Turn the material, from its first line through the line containing "url-host: localhost: [178, 11, 246, 31]", into a numbered list with any blank lines dropped.

◆ ◆ ◆ ◆

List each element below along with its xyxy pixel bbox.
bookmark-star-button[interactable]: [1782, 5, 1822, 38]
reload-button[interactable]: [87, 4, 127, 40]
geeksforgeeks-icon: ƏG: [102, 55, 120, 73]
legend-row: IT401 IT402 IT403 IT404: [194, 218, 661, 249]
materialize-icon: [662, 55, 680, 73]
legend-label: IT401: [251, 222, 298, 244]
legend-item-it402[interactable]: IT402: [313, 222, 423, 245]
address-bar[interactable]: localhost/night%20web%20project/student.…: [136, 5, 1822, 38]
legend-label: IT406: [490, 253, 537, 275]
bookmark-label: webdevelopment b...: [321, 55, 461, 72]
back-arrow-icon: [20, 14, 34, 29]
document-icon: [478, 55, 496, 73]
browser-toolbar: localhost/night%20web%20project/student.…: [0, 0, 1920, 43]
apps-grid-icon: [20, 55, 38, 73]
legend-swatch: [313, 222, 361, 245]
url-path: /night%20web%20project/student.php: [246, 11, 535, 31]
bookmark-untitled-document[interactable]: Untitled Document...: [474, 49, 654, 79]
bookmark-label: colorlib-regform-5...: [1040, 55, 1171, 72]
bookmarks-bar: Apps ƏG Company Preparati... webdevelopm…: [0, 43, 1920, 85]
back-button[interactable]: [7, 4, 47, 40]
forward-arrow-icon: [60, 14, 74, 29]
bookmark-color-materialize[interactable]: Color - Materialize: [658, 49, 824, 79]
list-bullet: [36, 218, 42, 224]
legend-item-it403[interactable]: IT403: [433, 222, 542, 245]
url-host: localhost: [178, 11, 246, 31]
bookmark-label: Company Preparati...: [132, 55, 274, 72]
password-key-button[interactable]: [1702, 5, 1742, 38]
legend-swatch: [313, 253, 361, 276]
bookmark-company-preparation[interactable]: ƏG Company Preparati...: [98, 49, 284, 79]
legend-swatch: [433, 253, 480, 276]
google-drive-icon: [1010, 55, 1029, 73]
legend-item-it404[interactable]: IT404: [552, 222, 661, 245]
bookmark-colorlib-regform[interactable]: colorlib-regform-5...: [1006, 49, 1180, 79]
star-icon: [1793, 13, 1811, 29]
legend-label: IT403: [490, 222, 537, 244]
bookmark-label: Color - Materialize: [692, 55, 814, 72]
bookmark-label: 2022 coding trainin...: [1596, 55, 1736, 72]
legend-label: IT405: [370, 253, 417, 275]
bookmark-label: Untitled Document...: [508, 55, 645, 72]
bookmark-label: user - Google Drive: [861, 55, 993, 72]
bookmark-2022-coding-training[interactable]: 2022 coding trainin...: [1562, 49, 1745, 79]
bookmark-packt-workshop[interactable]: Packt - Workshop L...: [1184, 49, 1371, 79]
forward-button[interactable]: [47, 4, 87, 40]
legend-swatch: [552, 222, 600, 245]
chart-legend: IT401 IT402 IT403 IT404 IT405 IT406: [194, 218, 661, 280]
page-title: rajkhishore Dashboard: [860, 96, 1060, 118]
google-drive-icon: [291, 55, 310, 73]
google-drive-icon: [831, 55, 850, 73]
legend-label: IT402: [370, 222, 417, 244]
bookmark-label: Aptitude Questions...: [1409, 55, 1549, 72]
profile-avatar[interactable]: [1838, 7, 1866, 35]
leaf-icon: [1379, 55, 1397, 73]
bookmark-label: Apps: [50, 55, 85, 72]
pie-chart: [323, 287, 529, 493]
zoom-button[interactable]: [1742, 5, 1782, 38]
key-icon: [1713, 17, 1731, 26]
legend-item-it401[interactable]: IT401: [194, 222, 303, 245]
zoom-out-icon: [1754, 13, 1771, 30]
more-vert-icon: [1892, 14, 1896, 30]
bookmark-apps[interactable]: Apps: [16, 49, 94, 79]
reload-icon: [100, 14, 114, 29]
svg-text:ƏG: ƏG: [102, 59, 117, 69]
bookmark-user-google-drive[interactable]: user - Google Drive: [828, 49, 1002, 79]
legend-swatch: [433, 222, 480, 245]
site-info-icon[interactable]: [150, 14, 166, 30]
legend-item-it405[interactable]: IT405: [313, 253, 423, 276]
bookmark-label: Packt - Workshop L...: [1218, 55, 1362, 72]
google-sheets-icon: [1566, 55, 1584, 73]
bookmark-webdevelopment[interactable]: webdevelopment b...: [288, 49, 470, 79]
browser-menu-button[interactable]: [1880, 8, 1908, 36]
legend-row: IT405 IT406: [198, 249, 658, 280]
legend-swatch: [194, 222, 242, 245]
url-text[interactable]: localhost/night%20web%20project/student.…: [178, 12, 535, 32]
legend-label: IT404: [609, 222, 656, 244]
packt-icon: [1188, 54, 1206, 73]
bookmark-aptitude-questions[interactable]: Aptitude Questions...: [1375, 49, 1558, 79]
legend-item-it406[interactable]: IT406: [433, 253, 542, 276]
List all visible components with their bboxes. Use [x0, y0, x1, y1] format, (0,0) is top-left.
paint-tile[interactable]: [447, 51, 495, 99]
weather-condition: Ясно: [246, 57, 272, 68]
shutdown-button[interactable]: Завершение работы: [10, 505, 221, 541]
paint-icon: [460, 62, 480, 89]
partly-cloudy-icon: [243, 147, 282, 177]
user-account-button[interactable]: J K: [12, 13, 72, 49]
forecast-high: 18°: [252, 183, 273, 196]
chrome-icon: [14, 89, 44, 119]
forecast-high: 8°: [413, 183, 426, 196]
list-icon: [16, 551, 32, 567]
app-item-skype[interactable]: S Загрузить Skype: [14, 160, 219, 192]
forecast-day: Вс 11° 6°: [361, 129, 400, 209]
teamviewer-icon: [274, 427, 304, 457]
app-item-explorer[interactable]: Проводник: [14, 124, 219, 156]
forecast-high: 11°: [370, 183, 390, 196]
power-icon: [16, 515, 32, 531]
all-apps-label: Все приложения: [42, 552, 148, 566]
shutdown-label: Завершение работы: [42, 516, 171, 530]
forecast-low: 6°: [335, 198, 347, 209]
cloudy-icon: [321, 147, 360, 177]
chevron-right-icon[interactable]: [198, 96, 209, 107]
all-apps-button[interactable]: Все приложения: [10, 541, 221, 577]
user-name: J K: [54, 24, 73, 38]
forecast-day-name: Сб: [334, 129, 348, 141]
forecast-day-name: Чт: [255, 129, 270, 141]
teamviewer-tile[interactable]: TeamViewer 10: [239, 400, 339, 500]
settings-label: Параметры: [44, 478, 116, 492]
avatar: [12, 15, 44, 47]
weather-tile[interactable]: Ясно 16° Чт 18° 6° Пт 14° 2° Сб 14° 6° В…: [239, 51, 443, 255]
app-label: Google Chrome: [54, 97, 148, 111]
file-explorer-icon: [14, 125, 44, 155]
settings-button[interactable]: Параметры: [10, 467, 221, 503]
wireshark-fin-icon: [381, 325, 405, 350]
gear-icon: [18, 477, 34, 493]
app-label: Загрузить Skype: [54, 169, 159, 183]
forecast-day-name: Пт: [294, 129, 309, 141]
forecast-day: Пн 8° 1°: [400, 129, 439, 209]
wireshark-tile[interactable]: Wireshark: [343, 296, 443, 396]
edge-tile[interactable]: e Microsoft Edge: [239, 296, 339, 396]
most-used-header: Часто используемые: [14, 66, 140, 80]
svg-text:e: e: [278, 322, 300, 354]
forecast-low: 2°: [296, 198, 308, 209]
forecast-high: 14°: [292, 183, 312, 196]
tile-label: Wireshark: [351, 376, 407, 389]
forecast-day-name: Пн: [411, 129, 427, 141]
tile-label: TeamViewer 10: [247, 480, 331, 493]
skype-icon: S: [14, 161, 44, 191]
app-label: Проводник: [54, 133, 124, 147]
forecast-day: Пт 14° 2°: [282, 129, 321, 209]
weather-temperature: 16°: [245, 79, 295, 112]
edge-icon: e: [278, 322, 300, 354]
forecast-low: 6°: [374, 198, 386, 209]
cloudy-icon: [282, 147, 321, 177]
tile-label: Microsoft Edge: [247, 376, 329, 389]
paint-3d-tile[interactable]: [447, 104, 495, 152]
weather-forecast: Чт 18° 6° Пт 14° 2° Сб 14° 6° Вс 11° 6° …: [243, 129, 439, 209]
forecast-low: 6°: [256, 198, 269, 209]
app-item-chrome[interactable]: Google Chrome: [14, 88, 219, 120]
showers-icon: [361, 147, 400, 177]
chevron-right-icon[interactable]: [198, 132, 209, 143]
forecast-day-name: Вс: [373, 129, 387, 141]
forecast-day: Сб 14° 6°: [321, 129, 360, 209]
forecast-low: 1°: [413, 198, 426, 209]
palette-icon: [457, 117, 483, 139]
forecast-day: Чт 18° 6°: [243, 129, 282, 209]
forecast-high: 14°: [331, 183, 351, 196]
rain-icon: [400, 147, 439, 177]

◆ ◆ ◆ ◆

▶ [FINISHED EXERCISE]:
1. List each element below along with its xyxy pixel bbox.
2. bookmark-star-button[interactable]: [1782, 5, 1822, 38]
3. reload-button[interactable]: [87, 4, 127, 40]
4. geeksforgeeks-icon: ƏG: [102, 55, 120, 73]
5. legend-row: IT401 IT402 IT403 IT404: [194, 218, 661, 249]
6. materialize-icon: [662, 55, 680, 73]
7. legend-label: IT401: [251, 222, 298, 244]
8. legend-item-it402[interactable]: IT402: [313, 222, 423, 245]
9. address-bar[interactable]: localhost/night%20web%20project/student.…: [136, 5, 1822, 38]
10. legend-label: IT406: [490, 253, 537, 275]
11. bookmark-label: webdevelopment b...: [321, 55, 461, 72]
12. back-arrow-icon: [20, 14, 34, 29]
13. document-icon: [478, 55, 496, 73]
14. browser-toolbar: localhost/night%20web%20project/student.…: [0, 0, 1920, 43]
15. apps-grid-icon: [20, 55, 38, 73]
16. legend-swatch: [313, 222, 361, 245]
17. url-path: /night%20web%20project/student.php: [246, 11, 535, 31]
18. bookmark-untitled-document[interactable]: Untitled Document...: [474, 49, 654, 79]
19. bookmark-label: colorlib-regform-5...: [1040, 55, 1171, 72]
20. bookmarks-bar: Apps ƏG Company Preparati... webdevelopm…: [0, 43, 1920, 85]
21. back-button[interactable]: [7, 4, 47, 40]
22. forward-arrow-icon: [60, 14, 74, 29]
23. bookmark-color-materialize[interactable]: Color - Materialize: [658, 49, 824, 79]
24. list-bullet: [36, 218, 42, 224]
25. legend-item-it403[interactable]: IT403: [433, 222, 542, 245]
26. url-host: localhost: [178, 11, 246, 31]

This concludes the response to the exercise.